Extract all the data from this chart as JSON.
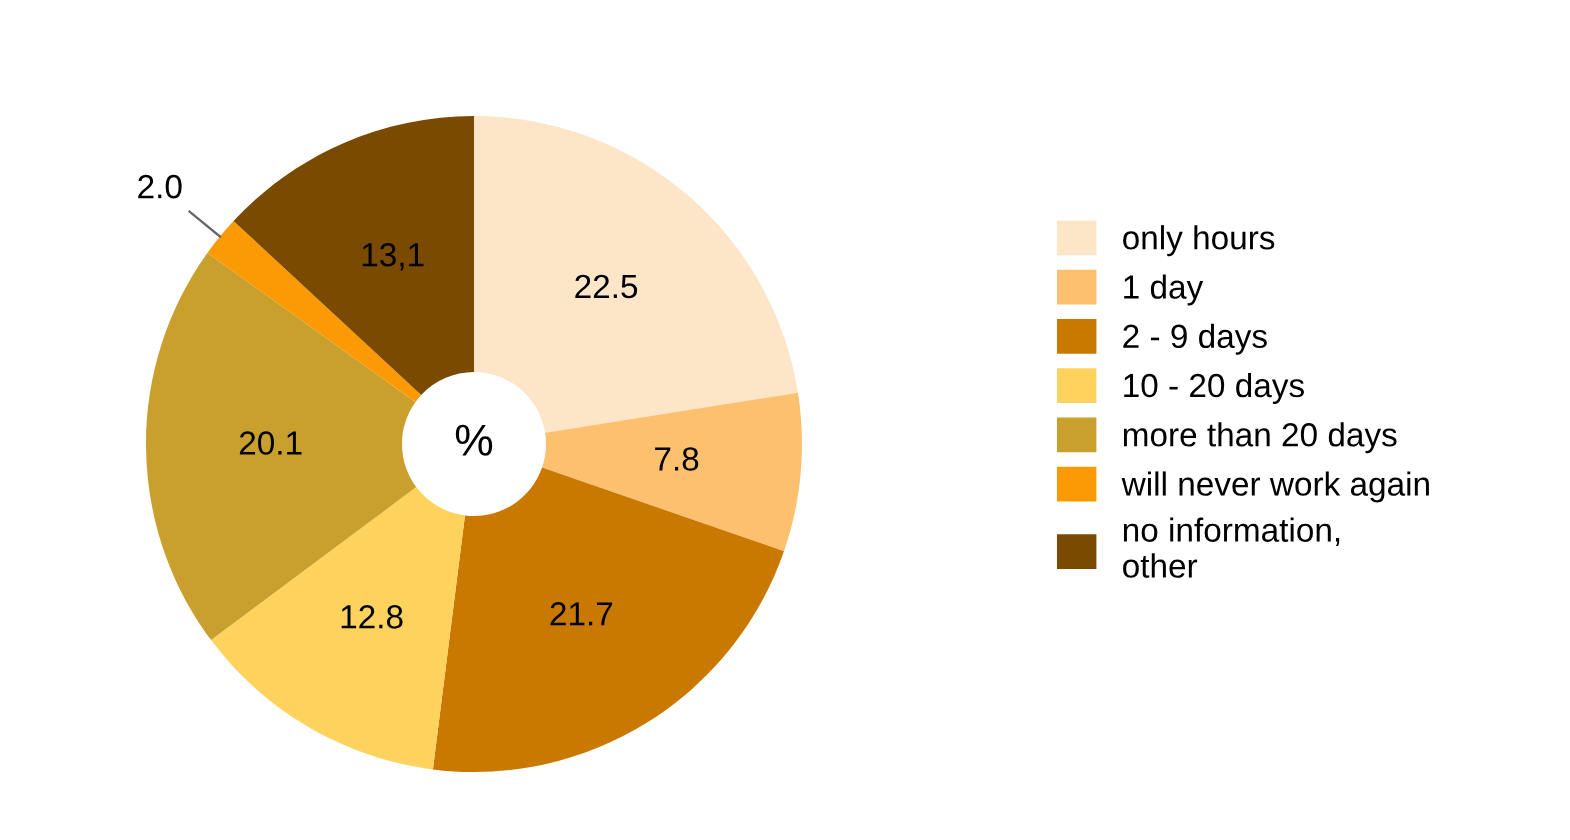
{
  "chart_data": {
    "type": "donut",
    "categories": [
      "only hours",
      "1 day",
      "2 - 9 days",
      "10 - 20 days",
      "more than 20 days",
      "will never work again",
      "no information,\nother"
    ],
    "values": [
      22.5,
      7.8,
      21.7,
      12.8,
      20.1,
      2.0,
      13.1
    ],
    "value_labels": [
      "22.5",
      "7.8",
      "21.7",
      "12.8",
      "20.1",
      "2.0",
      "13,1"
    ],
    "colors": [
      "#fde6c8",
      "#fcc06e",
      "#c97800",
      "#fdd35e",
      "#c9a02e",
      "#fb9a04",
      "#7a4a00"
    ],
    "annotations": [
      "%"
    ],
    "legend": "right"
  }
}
□ □ □ □ □
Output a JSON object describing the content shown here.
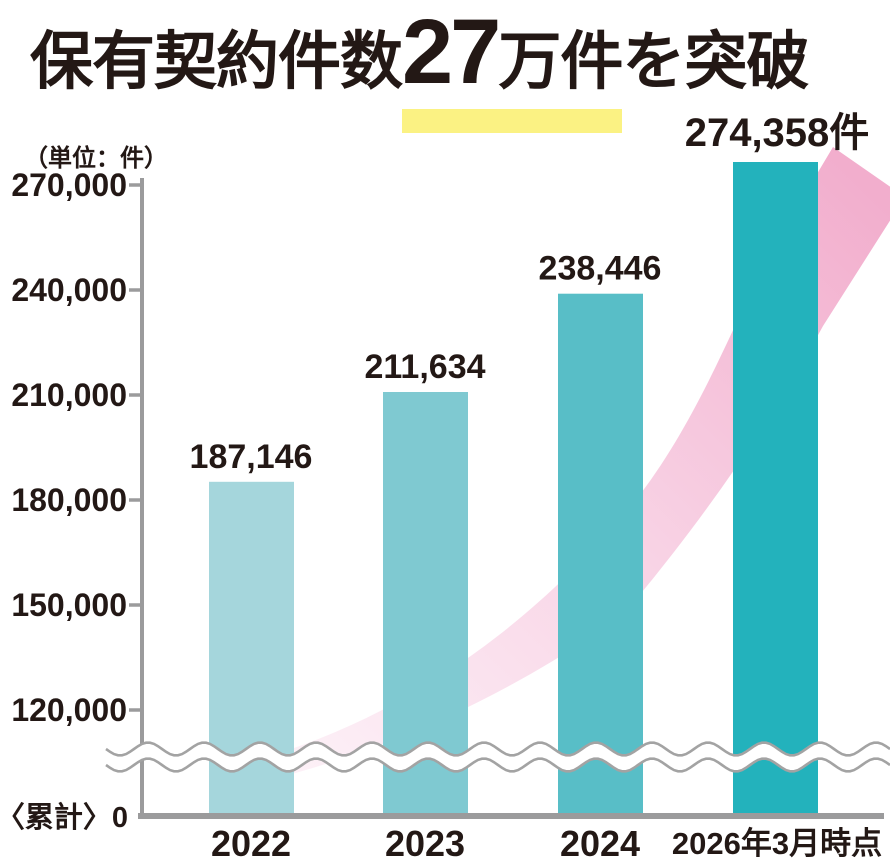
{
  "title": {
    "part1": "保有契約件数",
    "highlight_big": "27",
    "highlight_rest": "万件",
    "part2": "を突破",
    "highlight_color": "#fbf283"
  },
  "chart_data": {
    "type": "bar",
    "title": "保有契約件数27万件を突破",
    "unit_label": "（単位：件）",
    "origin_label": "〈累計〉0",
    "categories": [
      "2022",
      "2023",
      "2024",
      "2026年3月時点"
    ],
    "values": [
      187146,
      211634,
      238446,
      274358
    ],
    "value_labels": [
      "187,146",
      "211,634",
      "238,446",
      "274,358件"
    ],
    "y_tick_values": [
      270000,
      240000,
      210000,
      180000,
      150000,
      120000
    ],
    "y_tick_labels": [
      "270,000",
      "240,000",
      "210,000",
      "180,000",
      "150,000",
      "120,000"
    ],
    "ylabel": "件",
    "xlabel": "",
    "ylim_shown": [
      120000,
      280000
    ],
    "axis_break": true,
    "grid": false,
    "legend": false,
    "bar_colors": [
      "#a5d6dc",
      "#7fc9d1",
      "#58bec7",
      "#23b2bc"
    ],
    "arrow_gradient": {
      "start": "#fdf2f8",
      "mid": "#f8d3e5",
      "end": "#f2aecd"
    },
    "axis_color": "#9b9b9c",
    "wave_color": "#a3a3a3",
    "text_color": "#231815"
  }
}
□ □ □ □ □
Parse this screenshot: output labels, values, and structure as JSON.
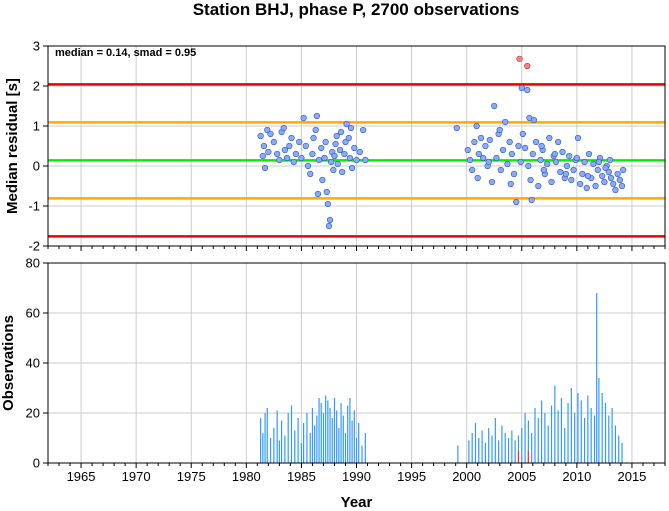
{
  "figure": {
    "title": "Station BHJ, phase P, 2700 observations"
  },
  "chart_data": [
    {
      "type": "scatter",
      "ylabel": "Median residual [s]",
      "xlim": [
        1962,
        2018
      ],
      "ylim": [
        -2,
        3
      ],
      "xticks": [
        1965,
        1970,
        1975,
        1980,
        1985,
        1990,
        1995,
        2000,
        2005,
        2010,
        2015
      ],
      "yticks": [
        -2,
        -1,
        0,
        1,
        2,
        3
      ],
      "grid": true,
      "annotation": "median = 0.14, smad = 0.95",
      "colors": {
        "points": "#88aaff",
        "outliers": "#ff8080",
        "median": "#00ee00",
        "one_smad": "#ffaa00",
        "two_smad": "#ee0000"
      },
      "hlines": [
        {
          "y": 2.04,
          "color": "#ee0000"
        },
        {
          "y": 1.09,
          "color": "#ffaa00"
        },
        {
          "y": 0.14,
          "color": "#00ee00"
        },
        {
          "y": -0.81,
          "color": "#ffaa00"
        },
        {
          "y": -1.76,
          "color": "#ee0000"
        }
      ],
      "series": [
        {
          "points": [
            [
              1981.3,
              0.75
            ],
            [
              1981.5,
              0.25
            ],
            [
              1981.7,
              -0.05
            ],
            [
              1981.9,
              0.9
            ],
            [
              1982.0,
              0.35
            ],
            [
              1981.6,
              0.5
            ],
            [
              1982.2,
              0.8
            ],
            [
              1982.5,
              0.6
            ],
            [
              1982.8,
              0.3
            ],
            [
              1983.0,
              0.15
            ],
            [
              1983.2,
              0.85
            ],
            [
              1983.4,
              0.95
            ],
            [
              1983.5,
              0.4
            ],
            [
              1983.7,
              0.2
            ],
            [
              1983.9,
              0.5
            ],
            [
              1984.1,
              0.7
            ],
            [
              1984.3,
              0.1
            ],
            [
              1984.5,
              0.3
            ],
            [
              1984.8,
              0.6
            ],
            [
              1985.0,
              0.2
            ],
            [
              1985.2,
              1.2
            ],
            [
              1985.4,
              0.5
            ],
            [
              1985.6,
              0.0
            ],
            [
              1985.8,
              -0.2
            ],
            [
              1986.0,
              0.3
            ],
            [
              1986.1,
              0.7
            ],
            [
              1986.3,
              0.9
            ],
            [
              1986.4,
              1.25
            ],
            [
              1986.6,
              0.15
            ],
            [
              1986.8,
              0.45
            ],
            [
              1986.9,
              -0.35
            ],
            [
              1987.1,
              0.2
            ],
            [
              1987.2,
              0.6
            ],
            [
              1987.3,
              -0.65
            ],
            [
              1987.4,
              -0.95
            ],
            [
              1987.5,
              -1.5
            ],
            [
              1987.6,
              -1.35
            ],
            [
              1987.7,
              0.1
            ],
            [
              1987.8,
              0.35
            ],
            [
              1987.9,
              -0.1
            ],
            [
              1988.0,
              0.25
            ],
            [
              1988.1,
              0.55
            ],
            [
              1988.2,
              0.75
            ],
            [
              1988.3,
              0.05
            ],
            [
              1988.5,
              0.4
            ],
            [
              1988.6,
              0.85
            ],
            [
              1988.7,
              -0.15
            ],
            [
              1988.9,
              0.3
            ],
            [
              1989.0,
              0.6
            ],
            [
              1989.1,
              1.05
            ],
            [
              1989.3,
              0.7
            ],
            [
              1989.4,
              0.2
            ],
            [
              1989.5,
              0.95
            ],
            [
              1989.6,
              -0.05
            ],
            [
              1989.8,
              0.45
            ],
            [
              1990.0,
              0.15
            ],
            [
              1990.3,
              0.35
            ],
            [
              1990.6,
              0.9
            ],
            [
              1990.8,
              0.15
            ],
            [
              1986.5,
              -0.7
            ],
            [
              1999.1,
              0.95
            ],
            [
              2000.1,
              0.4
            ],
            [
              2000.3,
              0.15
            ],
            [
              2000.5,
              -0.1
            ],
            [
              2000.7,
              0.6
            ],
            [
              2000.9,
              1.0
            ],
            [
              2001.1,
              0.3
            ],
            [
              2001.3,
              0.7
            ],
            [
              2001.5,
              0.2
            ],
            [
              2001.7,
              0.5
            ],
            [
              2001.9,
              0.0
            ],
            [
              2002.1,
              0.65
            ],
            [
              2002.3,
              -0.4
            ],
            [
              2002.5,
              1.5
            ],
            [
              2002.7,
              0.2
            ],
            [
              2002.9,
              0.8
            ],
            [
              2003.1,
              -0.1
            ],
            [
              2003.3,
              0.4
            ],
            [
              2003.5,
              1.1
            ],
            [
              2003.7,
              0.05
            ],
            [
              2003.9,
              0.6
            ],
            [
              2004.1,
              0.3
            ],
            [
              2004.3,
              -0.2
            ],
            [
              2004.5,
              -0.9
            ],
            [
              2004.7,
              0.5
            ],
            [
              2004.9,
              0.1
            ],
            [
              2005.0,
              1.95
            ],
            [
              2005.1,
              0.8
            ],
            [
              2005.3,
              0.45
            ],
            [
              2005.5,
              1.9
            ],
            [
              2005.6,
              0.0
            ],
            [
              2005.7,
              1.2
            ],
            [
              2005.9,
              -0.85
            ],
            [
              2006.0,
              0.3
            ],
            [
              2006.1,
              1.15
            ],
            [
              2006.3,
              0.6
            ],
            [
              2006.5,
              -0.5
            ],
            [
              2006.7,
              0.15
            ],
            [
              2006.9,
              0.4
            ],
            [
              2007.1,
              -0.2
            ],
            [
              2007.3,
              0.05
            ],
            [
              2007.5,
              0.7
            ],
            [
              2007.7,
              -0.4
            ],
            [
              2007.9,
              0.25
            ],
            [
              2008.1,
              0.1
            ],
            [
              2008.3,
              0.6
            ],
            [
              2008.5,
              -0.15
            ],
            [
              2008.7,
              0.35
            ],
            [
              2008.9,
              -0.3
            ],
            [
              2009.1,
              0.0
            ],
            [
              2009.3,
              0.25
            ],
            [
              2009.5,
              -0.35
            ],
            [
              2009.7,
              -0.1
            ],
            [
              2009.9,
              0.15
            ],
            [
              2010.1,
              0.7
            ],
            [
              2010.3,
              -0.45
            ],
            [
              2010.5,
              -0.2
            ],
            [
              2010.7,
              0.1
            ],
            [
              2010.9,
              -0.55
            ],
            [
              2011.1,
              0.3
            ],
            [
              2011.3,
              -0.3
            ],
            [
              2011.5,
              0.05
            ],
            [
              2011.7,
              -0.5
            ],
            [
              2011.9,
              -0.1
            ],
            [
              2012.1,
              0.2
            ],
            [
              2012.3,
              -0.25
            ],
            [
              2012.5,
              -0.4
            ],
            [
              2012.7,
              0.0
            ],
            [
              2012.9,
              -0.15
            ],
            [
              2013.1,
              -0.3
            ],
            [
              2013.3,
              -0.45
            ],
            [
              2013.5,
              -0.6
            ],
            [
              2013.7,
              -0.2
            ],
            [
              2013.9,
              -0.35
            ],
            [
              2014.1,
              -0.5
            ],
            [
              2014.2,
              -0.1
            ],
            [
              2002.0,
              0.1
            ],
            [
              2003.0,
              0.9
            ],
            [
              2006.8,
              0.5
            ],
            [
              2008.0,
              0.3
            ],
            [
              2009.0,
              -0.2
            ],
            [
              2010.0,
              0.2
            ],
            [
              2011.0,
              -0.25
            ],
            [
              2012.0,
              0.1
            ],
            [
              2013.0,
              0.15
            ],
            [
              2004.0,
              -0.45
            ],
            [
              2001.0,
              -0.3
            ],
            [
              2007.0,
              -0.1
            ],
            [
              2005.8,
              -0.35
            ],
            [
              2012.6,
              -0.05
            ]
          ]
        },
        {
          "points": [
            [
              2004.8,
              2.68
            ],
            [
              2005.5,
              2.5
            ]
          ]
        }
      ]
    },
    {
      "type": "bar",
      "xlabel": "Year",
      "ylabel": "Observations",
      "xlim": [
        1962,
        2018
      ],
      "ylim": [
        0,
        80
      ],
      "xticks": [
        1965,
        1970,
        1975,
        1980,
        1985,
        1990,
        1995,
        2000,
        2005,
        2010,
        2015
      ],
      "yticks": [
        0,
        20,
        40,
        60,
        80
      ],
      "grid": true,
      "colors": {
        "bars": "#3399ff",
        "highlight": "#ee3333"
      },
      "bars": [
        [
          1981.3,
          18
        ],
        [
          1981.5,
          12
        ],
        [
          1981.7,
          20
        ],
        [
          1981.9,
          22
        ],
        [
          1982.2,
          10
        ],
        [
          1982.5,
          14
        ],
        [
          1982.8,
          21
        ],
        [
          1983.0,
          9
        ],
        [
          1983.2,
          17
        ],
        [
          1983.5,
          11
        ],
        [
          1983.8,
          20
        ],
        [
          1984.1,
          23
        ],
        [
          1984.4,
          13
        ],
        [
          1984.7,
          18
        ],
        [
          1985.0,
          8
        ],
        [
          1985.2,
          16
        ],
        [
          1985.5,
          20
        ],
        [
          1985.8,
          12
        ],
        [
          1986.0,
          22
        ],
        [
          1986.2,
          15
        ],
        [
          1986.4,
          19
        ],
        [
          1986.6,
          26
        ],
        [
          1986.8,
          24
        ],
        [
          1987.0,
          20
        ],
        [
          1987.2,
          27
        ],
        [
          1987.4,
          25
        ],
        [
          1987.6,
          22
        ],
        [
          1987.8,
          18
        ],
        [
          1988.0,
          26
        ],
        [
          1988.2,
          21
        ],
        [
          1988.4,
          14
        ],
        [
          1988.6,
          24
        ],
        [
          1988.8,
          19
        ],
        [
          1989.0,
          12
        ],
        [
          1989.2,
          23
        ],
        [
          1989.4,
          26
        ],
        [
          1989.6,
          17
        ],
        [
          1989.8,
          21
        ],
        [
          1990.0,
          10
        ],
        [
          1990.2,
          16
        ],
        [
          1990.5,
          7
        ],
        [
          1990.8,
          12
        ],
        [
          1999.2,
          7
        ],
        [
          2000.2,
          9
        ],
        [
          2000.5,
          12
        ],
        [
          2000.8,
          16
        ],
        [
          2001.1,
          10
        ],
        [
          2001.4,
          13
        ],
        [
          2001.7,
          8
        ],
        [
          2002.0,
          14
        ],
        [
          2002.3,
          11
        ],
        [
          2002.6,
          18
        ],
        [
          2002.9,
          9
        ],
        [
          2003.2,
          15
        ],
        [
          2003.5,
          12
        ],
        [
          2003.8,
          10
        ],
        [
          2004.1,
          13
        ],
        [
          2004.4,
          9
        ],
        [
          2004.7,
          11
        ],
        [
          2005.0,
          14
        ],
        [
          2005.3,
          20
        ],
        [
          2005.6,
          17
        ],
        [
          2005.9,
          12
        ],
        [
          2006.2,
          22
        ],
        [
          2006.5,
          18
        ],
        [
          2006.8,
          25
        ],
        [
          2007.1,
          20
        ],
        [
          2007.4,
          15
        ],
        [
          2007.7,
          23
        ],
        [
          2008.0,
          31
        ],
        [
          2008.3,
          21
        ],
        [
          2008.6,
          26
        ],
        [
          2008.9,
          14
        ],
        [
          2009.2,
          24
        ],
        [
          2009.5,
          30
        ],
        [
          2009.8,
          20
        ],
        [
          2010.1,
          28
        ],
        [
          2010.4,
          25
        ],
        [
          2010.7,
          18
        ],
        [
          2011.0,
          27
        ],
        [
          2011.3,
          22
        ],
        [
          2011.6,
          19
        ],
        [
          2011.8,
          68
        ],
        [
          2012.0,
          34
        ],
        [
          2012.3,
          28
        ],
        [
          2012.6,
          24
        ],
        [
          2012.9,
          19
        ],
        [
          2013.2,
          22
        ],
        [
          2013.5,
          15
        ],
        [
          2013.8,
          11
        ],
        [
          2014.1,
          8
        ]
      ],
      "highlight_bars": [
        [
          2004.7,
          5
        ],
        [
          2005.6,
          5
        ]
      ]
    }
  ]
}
□ □ □ □ □
▶ INSTRUCTION:
Going through the data above, count the lines where the string "title" appears, and answer with only that number.

▶ TASK RESULT:
3